WHAT YOU WILL DO: List the author of every post in the forum thread below about buying a black belt, in the order the posts appear.

EXCERPT PROVIDED:
"""

# black belt purchase



## ahmad abou taleb (Jun 17, 2017)

My friend is a brown belt in Kyokushin karate ! he asked me if he can buy from a reliable website a premium black belt (isami) which is approved by the IKO1(international karate organization). ?? any idea guys ??


----------



## Tez3 (Jun 17, 2017)

Has he been awarded his black belt by his instructor? After you have graded you are given your belt so I can't see why he would want to buy a black one when he's a brown belt.


----------



## ahmad abou taleb (Jun 17, 2017)

Tez3 said:


> Has he been awarded his black belt by his instructor? After you have graded you are given your belt so I can't see why he would want to buy a black one when he's a brown belt.


he's a brown belt for more than 3 years ! he deserve to get his own black belt! to add the coach where we train buy it for 300$ he said that the black belt is an premuim belt and like that ! it's to expensive !! so that's why he need to buy one from the internet!


----------



## Tez3 (Jun 17, 2017)

ahmad abou taleb said:


> he's a brown belt for more than 3 years ! he deserve to get his own black belt! to add the coach where we train buy it for 300$ he said that the black belt is an premuim belt and like that ! it's to expensive !! so that's why he need to buy one from the internet!

"""

DATASET EXCERPTS:
"""

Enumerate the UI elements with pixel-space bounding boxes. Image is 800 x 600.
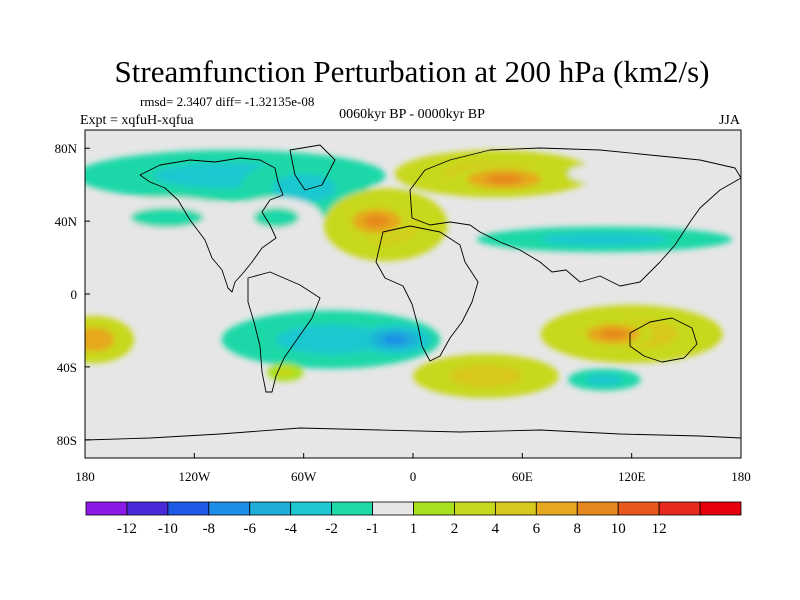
anomaly-contour-5-2	[364, 215, 389, 228]
colorbar-swatch	[331, 501, 373, 516]
anomaly-contour-9-1	[540, 232, 669, 246]
y-tick-label: 0	[71, 287, 78, 302]
x-tick-label: 60E	[512, 469, 533, 484]
anomaly-contour-16-1	[449, 365, 523, 387]
map-plot-area: 180 120W 60W 0 60E 120E 180 80N 40N 0 40S 80S	[55, 129, 751, 484]
colorbar-label: 12	[652, 521, 667, 537]
colorbar-swatch	[576, 501, 619, 516]
colorbar-label: 8	[574, 521, 582, 537]
anomaly-field	[85, 150, 732, 398]
colorbar-swatch	[249, 501, 292, 516]
coastlines	[85, 144, 741, 441]
x-tick-label: 180	[75, 469, 95, 484]
anomaly-contour-2-1	[130, 207, 204, 228]
australia-coastline	[629, 317, 698, 363]
colorbar-swatch	[413, 501, 455, 516]
colorbar-label: 1	[410, 521, 418, 537]
antarctica-coastline	[85, 427, 741, 441]
stats-label: rmsd= 2.3407 diff= -1.32135e-08	[140, 94, 314, 109]
colorbar-swatch	[126, 501, 169, 516]
colorbar-label: -4	[284, 521, 297, 537]
expt-label: Expt = xqfuH-xqfua	[80, 113, 194, 128]
south-america-coastline	[247, 271, 321, 393]
x-tick-label: 0	[410, 469, 417, 484]
colorbar-label: 10	[611, 521, 626, 537]
colorbar-label: 4	[492, 521, 500, 537]
anomaly-contour-12-2	[382, 334, 407, 345]
x-tick-label: 120W	[178, 469, 211, 484]
colorbar-label: -1	[366, 521, 379, 537]
colorbar-swatch	[454, 501, 496, 516]
colorbar-swatch	[535, 501, 578, 516]
x-axis-ticks: 180 120W 60W 0 60E 120E 180	[75, 453, 751, 484]
period-label: 0060kyr BP - 0000kyr BP	[339, 107, 485, 122]
colorbar-swatch	[494, 501, 537, 516]
north-america-coastline	[139, 157, 284, 293]
y-tick-label: 80S	[57, 433, 77, 448]
y-tick-label: 40S	[57, 360, 77, 375]
colorbar-swatch	[167, 501, 210, 516]
colorbar-swatch	[208, 501, 251, 516]
colorbar-label: -2	[325, 521, 338, 537]
colorbar-label: 2	[451, 521, 459, 537]
colorbar-label: -10	[158, 521, 178, 537]
anomaly-contour-3-1	[253, 207, 300, 228]
x-tick-label: 60W	[291, 469, 317, 484]
anomaly-contour-17-1	[586, 374, 623, 386]
africa-coastline	[375, 225, 479, 362]
chart-title: Streamfunction Perturbation at 200 hPa (…	[115, 54, 710, 89]
season-label: JJA	[719, 113, 741, 128]
x-tick-label: 120E	[618, 469, 646, 484]
colorbar-label: -12	[117, 521, 137, 537]
y-tick-label: 80N	[55, 141, 78, 156]
colorbar-swatch	[658, 501, 701, 516]
y-axis-ticks: 80N 40N 0 40S 80S	[55, 141, 90, 448]
anomaly-contour-8-1	[590, 168, 637, 180]
colorbar-label: -8	[203, 521, 216, 537]
greenland-coastline	[289, 144, 336, 191]
colorbar: -12 -10 -8 -6 -4 -2 -1 1 2 4 6 8 10 12	[85, 501, 742, 537]
colorbar-label: -6	[244, 521, 257, 537]
colorbar-swatch	[290, 501, 333, 516]
colorbar-label: 6	[533, 521, 541, 537]
colorbar-swatch	[372, 501, 414, 516]
anomaly-contour-7-2	[485, 174, 523, 185]
colorbar-swatch	[617, 501, 660, 516]
anomaly-contour-15-2	[600, 329, 627, 339]
colorbar-swatch	[85, 501, 128, 516]
x-tick-label: 180	[731, 469, 751, 484]
y-tick-label: 40N	[55, 214, 78, 229]
anomaly-contour-11-1	[276, 324, 386, 355]
anomaly-contour-13-1	[276, 367, 295, 377]
eurasia-coastline	[409, 147, 741, 287]
anomaly-contour-10-1	[85, 327, 115, 352]
colorbar-swatch	[699, 501, 742, 516]
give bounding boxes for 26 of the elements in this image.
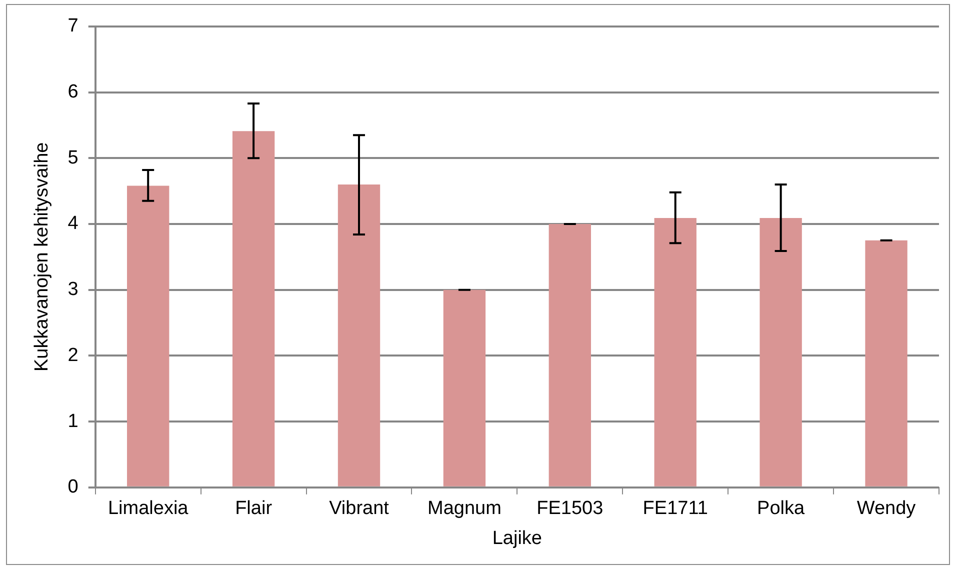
x-tick-label: FE1503 <box>536 498 604 520</box>
y-tick-label: 6 <box>68 81 78 102</box>
bar <box>127 186 170 486</box>
x-tick-label: Vibrant <box>329 498 390 520</box>
x-tick-label: Flair <box>235 498 273 520</box>
bar <box>654 218 696 486</box>
bar <box>865 240 908 486</box>
y-tick-label: 7 <box>68 16 78 37</box>
y-axis-title: Kukkavanojen kehitysvaihe <box>32 142 53 372</box>
x-tick-label: Magnum <box>427 498 502 520</box>
y-tick-label: 0 <box>68 476 78 498</box>
y-tick-label: 3 <box>68 279 78 300</box>
x-tick-label: Limalexia <box>108 498 189 520</box>
x-tick-label: Polka <box>757 498 806 520</box>
y-tick-label: 4 <box>68 213 79 234</box>
x-tick-label: FE1711 <box>642 498 708 520</box>
y-tick-label: 5 <box>68 147 78 168</box>
y-tick-label: 1 <box>68 410 78 432</box>
bar <box>232 131 275 486</box>
bar <box>548 224 591 486</box>
x-tick-label: Wendy <box>856 498 916 520</box>
x-axis-title: Lajike <box>492 528 542 549</box>
y-tick-label: 2 <box>68 344 78 366</box>
bar <box>760 218 802 486</box>
bar <box>443 290 486 486</box>
bar <box>338 184 380 486</box>
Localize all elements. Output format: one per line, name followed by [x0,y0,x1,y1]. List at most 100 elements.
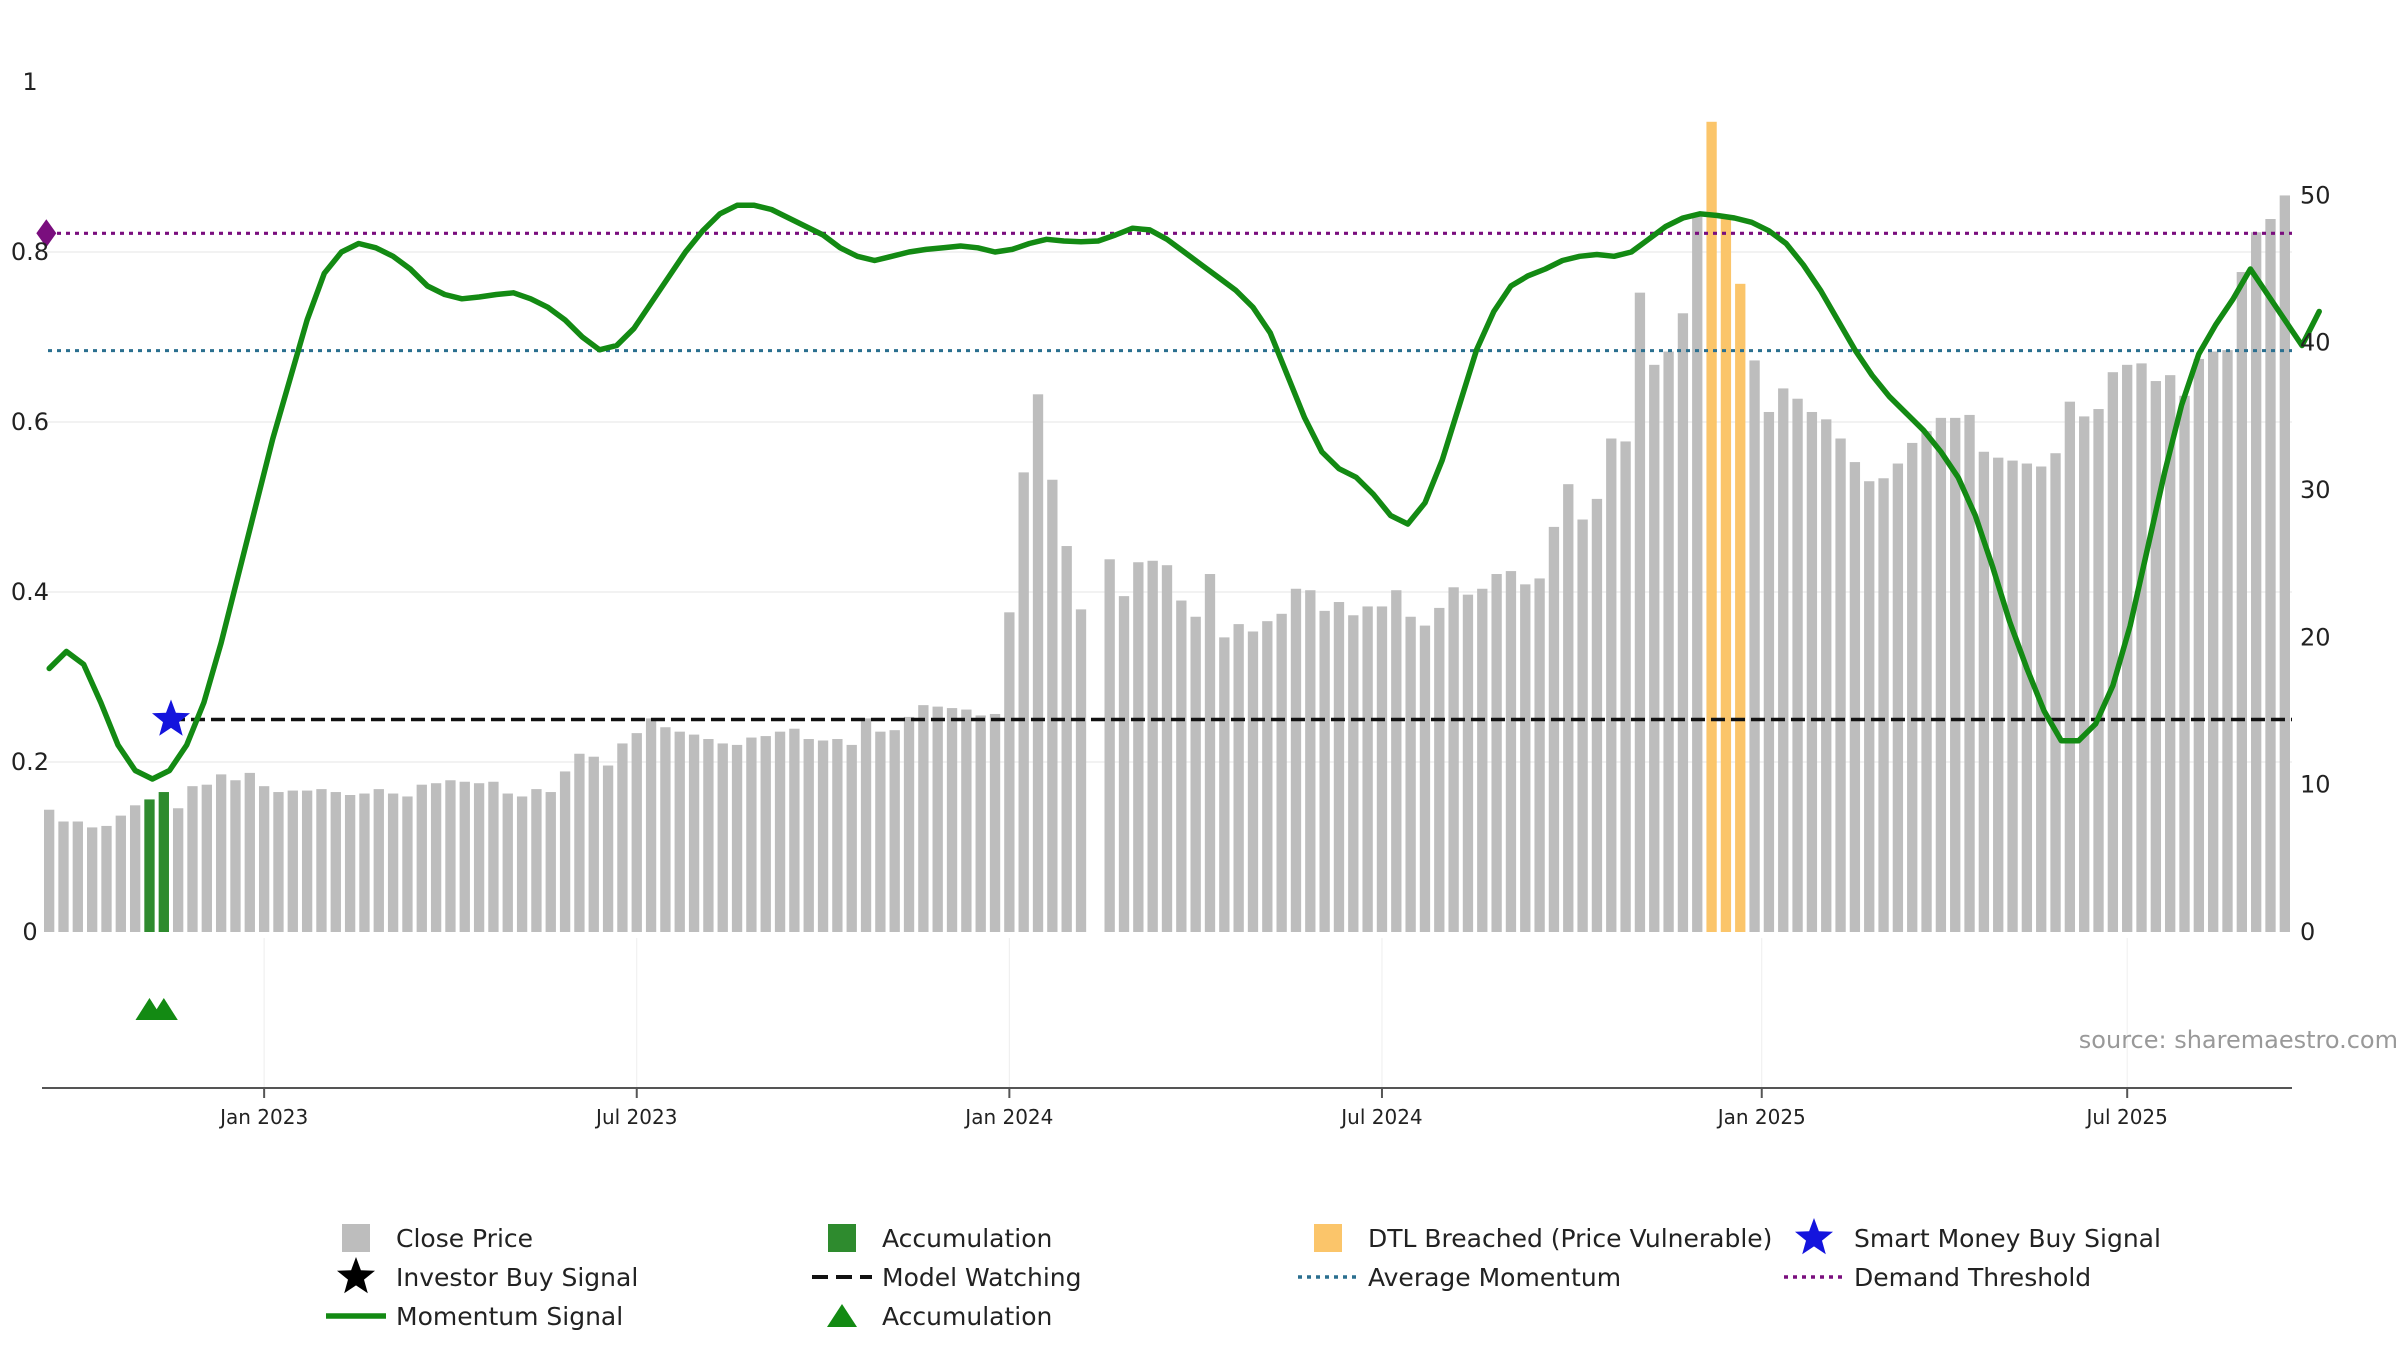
close-price-bar [402,796,413,932]
close-price-bar [459,781,470,932]
dtl-breached-bar [1735,283,1746,932]
accumulation-bar [158,792,169,932]
reference-lines [48,231,2292,722]
close-price-bar [703,739,714,932]
close-price-bar [87,827,98,932]
close-price-bar [2179,395,2190,932]
legend-entry: Accumulation [828,1224,1052,1253]
close-price-bar [44,809,55,932]
close-price-bar [1835,438,1846,932]
close-price-bar [316,789,327,932]
close-price-bar [1964,414,1975,932]
close-price-bar [1448,587,1459,932]
close-price-bar [1262,621,1273,932]
x-tick-label: Jul 2023 [594,1105,677,1129]
close-price-bar [2050,453,2061,932]
close-price-bar [301,790,313,932]
close-price-bar [2150,381,2162,933]
close-price-bar [258,786,270,932]
source-label: source: sharemaestro.com [2079,1026,2398,1054]
close-price-bar [1434,607,1445,932]
close-price-bar [975,715,986,932]
close-price-bar [2079,416,2090,932]
close-price-bar [545,792,556,932]
close-price-bar [1778,388,1789,932]
left-tick-label: 0.2 [11,748,49,776]
legend-star [1795,1218,1833,1255]
legend-label: Accumulation [882,1224,1052,1253]
price-bars [44,121,2290,933]
close-price-bar [1233,624,1244,932]
close-price-bar [416,784,427,932]
close-price-bar [344,794,356,932]
close-price-bar [387,793,399,932]
close-price-bar [889,730,900,932]
legend-swatch [828,1224,856,1252]
accumulation-bar [144,799,155,932]
legend-entry: Investor Buy Signal [337,1257,638,1294]
close-price-bar [2107,372,2119,932]
close-price-bar [588,756,599,932]
legend-entry: DTL Breached (Price Vulnerable) [1314,1224,1772,1253]
close-price-bar [1004,612,1015,932]
x-tick-label: Jan 2025 [1716,1105,1806,1129]
close-price-bar [1505,571,1517,932]
close-price-bar [1333,602,1345,932]
close-price-bar [1018,472,1029,932]
close-price-bar [1491,574,1502,932]
close-price-bar [1247,631,1259,932]
close-price-bar [2064,401,2076,932]
legend-label: Demand Threshold [1854,1263,2091,1292]
close-price-bar [1577,519,1588,932]
close-price-bar [1276,613,1287,932]
close-price-bar [2165,375,2176,932]
close-price-bar [1104,559,1115,932]
legend-entry: Average Momentum [1298,1263,1621,1292]
close-price-bar [201,784,212,932]
close-price-bar [430,783,442,932]
left-tick-label: 0.8 [11,238,49,266]
accumulation-triangle [149,998,178,1020]
close-price-bar [1147,560,1158,932]
left-tick-label: 0 [22,918,37,946]
right-tick-label: 10 [2300,771,2331,799]
close-price-bar [1305,590,1316,932]
close-price-bar [58,821,69,932]
close-price-bar [1477,588,1488,932]
left-tick-label: 1 [22,68,37,96]
momentum-layer [46,202,2322,782]
close-price-bar [1921,431,1932,932]
close-price-bar [631,733,642,932]
legend-entry: Smart Money Buy Signal [1795,1218,2161,1255]
close-price-bar [731,744,743,932]
close-price-bar [187,786,198,932]
close-price-bar [1075,609,1087,932]
close-price-bar [1806,411,1818,932]
right-tick-label: 40 [2300,329,2331,357]
close-price-bar [574,753,585,932]
close-price-bar [1362,606,1373,932]
close-price-bar [1749,360,1760,933]
close-price-bar [230,780,241,932]
legend-entry: Momentum Signal [326,1302,623,1331]
close-price-bar [2193,358,2205,933]
close-price-bar [617,743,628,932]
close-price-bar [1118,596,1130,932]
close-price-bar [1348,615,1359,932]
close-price-bar [1520,584,1531,932]
close-price-bar [1663,351,1674,932]
signal-markers [36,219,190,1020]
close-price-bar [1892,463,1904,932]
close-price-bar [2236,272,2247,932]
close-price-bar [1419,625,1431,932]
legend-swatch [342,1224,370,1252]
close-price-bar [1935,417,1947,932]
close-price-bar [559,771,571,932]
close-price-bar [1290,588,1302,932]
demand-threshold-marker [36,219,57,248]
close-price-bar [746,737,757,932]
close-price-bar [817,740,829,932]
close-price-bar [2136,363,2147,932]
legend-label: Average Momentum [1368,1263,1621,1292]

"""

RESULT FOR THIS TASK:
1. ahmad abou taleb
2. Tez3
3. ahmad abou taleb
4. Tez3